→ **Objective**: Print out the material that follows word for word.

(A block of data)
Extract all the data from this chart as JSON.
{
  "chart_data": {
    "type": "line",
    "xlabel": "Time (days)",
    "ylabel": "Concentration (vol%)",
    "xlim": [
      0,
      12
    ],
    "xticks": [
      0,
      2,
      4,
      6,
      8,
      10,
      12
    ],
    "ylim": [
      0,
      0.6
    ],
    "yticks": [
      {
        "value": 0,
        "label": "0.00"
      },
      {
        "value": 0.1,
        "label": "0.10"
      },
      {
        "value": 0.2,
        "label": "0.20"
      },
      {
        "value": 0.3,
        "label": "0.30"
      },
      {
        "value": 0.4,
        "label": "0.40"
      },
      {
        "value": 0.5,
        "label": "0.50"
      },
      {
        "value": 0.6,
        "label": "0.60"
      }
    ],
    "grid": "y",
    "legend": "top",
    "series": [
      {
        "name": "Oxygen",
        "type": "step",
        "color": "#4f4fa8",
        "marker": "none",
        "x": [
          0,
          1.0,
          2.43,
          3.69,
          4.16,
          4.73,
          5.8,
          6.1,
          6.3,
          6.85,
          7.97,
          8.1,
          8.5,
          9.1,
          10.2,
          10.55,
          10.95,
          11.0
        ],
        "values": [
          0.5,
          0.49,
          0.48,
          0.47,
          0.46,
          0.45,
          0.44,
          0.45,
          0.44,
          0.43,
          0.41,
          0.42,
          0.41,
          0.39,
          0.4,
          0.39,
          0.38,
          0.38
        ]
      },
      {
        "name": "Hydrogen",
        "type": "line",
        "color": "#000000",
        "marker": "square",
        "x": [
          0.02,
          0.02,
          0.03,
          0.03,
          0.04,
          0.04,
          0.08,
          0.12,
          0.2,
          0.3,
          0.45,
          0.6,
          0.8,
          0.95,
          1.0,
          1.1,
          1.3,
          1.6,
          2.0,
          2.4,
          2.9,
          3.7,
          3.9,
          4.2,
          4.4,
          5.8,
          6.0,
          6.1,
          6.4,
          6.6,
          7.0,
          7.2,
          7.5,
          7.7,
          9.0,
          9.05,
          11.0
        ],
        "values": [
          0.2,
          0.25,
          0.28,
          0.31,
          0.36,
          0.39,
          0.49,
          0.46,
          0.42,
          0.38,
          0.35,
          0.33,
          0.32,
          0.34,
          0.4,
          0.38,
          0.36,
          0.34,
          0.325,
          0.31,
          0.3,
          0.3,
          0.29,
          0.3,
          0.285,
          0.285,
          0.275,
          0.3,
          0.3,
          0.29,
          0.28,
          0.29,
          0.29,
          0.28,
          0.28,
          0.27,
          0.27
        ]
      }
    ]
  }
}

→ **Response**:
Extract all the data from this chart as JSON.
{
  "chart_data": {
    "type": "line",
    "xlabel": "Time (days)",
    "ylabel": "Concentration (vol%)",
    "xlim": [
      0,
      12
    ],
    "xticks": [
      0,
      2,
      4,
      6,
      8,
      10,
      12
    ],
    "ylim": [
      0,
      0.6
    ],
    "yticks": [
      {
        "value": 0,
        "label": "0.00"
      },
      {
        "value": 0.1,
        "label": "0.10"
      },
      {
        "value": 0.2,
        "label": "0.20"
      },
      {
        "value": 0.3,
        "label": "0.30"
      },
      {
        "value": 0.4,
        "label": "0.40"
      },
      {
        "value": 0.5,
        "label": "0.50"
      },
      {
        "value": 0.6,
        "label": "0.60"
      }
    ],
    "grid": "y",
    "legend": "top",
    "series": [
      {
        "name": "Oxygen",
        "type": "step",
        "color": "#4f4fa8",
        "marker": "none",
        "x": [
          0,
          1.0,
          2.43,
          3.69,
          4.16,
          4.73,
          5.8,
          6.1,
          6.3,
          6.85,
          7.97,
          8.1,
          8.5,
          9.1,
          10.2,
          10.55,
          10.95,
          11.0
        ],
        "values": [
          0.5,
          0.49,
          0.48,
          0.47,
          0.46,
          0.45,
          0.44,
          0.45,
          0.44,
          0.43,
          0.41,
          0.42,
          0.41,
          0.39,
          0.4,
          0.39,
          0.38,
          0.38
        ]
      },
      {
        "name": "Hydrogen",
        "type": "line",
        "color": "#000000",
        "marker": "square",
        "x": [
          0.02,
          0.02,
          0.03,
          0.03,
          0.04,
          0.04,
          0.08,
          0.12,
          0.2,
          0.3,
          0.45,
          0.6,
          0.8,
          0.95,
          1.0,
          1.1,
          1.3,
          1.6,
          2.0,
          2.4,
          2.9,
          3.7,
          3.9,
          4.2,
          4.4,
          5.8,
          6.0,
          6.1,
          6.4,
          6.6,
          7.0,
          7.2,
          7.5,
          7.7,
          9.0,
          9.05,
          11.0
        ],
        "values": [
          0.2,
          0.25,
          0.28,
          0.31,
          0.36,
          0.39,
          0.49,
          0.46,
          0.42,
          0.38,
          0.35,
          0.33,
          0.32,
          0.34,
          0.4,
          0.38,
          0.36,
          0.34,
          0.325,
          0.31,
          0.3,
          0.3,
          0.29,
          0.3,
          0.285,
          0.285,
          0.275,
          0.3,
          0.3,
          0.29,
          0.28,
          0.29,
          0.29,
          0.28,
          0.28,
          0.27,
          0.27
        ]
      }
    ]
  }
}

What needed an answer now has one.